Brief:
Every record must be transcribed in its entirety, apart from the images, which are to be omitted.

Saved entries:
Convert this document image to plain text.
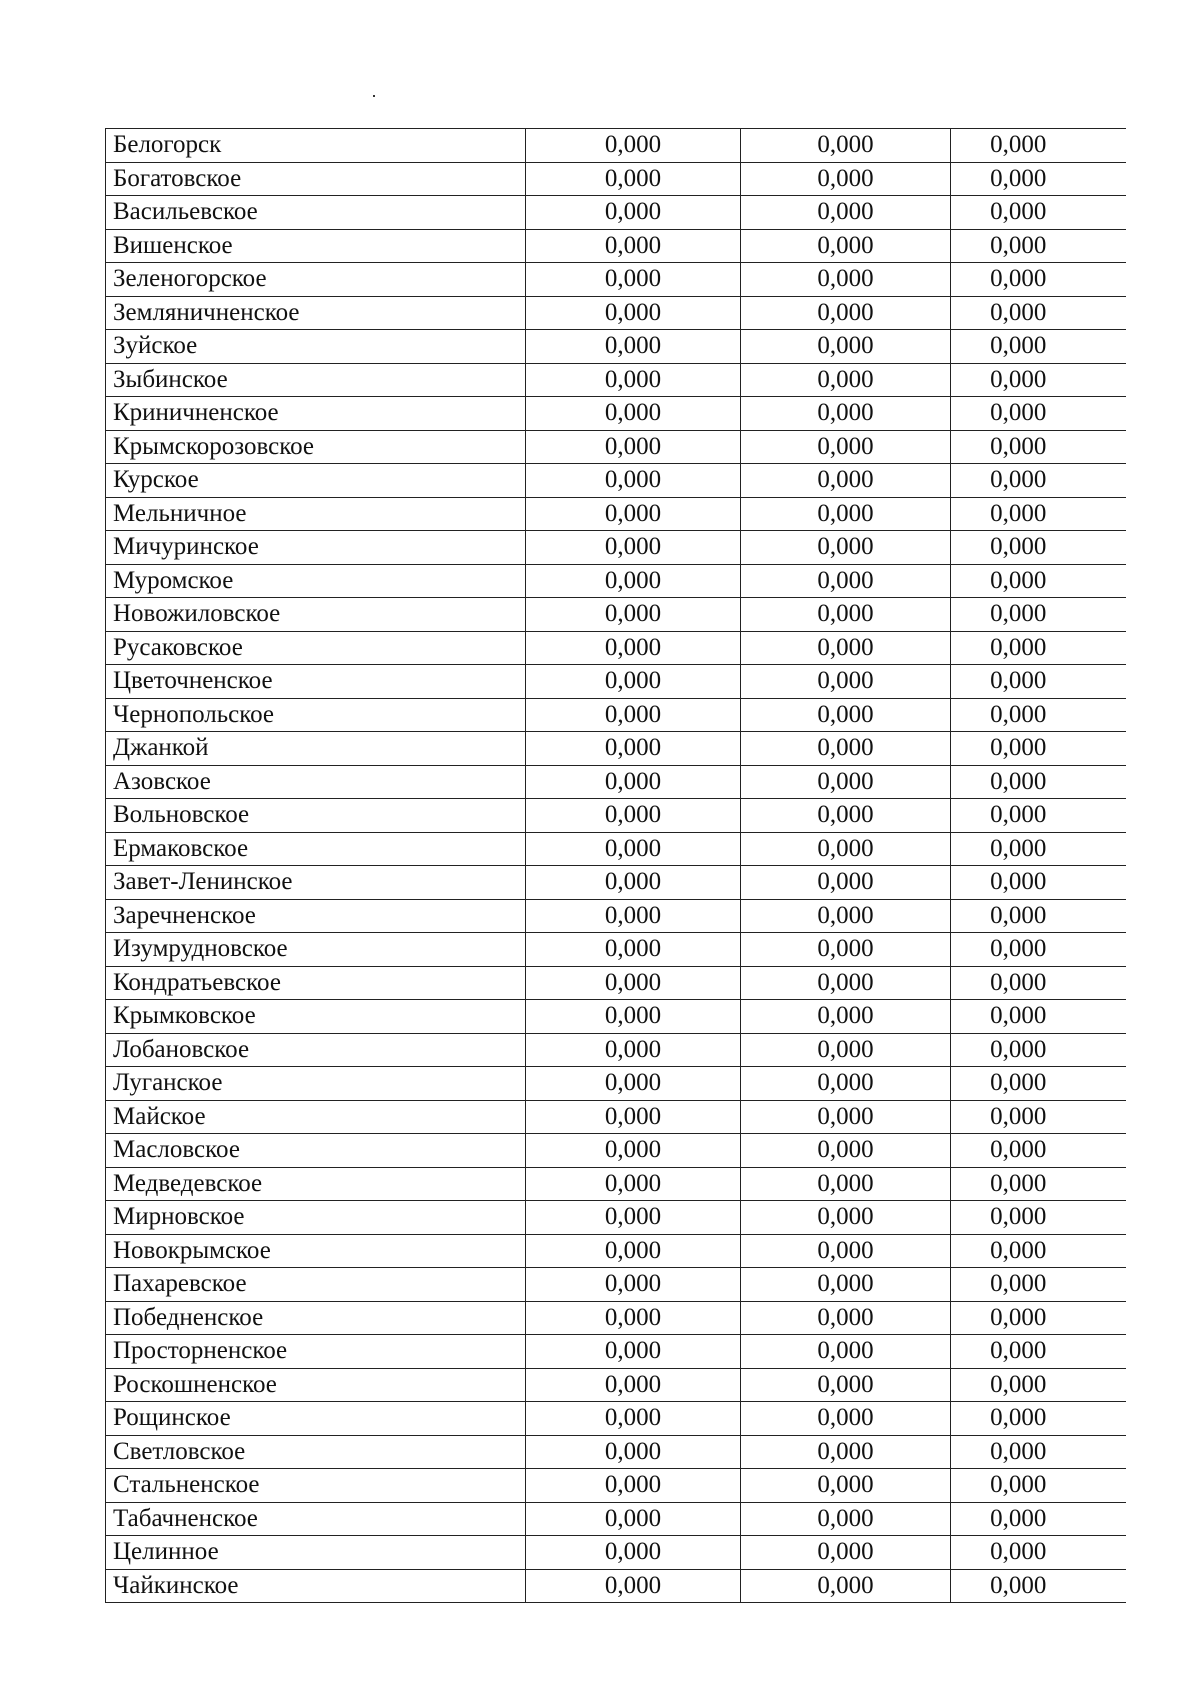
Белогорск	0,000	0,000	0,000
Богатовское	0,000	0,000	0,000
Васильевское	0,000	0,000	0,000
Вишенское	0,000	0,000	0,000
Зеленогорское	0,000	0,000	0,000
Земляничненское	0,000	0,000	0,000
Зуйское	0,000	0,000	0,000
Зыбинское	0,000	0,000	0,000
Криничненское	0,000	0,000	0,000
Крымскорозовское	0,000	0,000	0,000
Курское	0,000	0,000	0,000
Мельничное	0,000	0,000	0,000
Мичуринское	0,000	0,000	0,000
Муромское	0,000	0,000	0,000
Новожиловское	0,000	0,000	0,000
Русаковское	0,000	0,000	0,000
Цветочненское	0,000	0,000	0,000
Чернопольское	0,000	0,000	0,000
Джанкой	0,000	0,000	0,000
Азовское	0,000	0,000	0,000
Вольновское	0,000	0,000	0,000
Ермаковское	0,000	0,000	0,000
Завет-Ленинское	0,000	0,000	0,000
Заречненское	0,000	0,000	0,000
Изумрудновское	0,000	0,000	0,000
Кондратьевское	0,000	0,000	0,000
Крымковское	0,000	0,000	0,000
Лобановское	0,000	0,000	0,000
Луганское	0,000	0,000	0,000
Майское	0,000	0,000	0,000
Масловское	0,000	0,000	0,000
Медведевское	0,000	0,000	0,000
Мирновское	0,000	0,000	0,000
Новокрымское	0,000	0,000	0,000
Пахаревское	0,000	0,000	0,000
Победненское	0,000	0,000	0,000
Просторненское	0,000	0,000	0,000
Роскошненское	0,000	0,000	0,000
Рощинское	0,000	0,000	0,000
Светловское	0,000	0,000	0,000
Стальненское	0,000	0,000	0,000
Табачненское	0,000	0,000	0,000
Целинное	0,000	0,000	0,000
Чайкинское	0,000	0,000	0,000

In response:
Convert this document image to plain text.
Белогорск	0,000	0,000	0,000
Богатовское	0,000	0,000	0,000
Васильевское	0,000	0,000	0,000
Вишенское	0,000	0,000	0,000
Зеленогорское	0,000	0,000	0,000
Земляничненское	0,000	0,000	0,000
Зуйское	0,000	0,000	0,000
Зыбинское	0,000	0,000	0,000
Криничненское	0,000	0,000	0,000
Крымскорозовское	0,000	0,000	0,000
Курское	0,000	0,000	0,000
Мельничное	0,000	0,000	0,000
Мичуринское	0,000	0,000	0,000
Муромское	0,000	0,000	0,000
Новожиловское	0,000	0,000	0,000
Русаковское	0,000	0,000	0,000
Цветочненское	0,000	0,000	0,000
Чернопольское	0,000	0,000	0,000
Джанкой	0,000	0,000	0,000
Азовское	0,000	0,000	0,000
Вольновское	0,000	0,000	0,000
Ермаковское	0,000	0,000	0,000
Завет-Ленинское	0,000	0,000	0,000
Заречненское	0,000	0,000	0,000
Изумрудновское	0,000	0,000	0,000
Кондратьевское	0,000	0,000	0,000
Крымковское	0,000	0,000	0,000
Лобановское	0,000	0,000	0,000
Луганское	0,000	0,000	0,000
Майское	0,000	0,000	0,000
Масловское	0,000	0,000	0,000
Медведевское	0,000	0,000	0,000
Мирновское	0,000	0,000	0,000
Новокрымское	0,000	0,000	0,000
Пахаревское	0,000	0,000	0,000
Победненское	0,000	0,000	0,000
Просторненское	0,000	0,000	0,000
Роскошненское	0,000	0,000	0,000
Рощинское	0,000	0,000	0,000
Светловское	0,000	0,000	0,000
Стальненское	0,000	0,000	0,000
Табачненское	0,000	0,000	0,000
Целинное	0,000	0,000	0,000
Чайкинское	0,000	0,000	0,000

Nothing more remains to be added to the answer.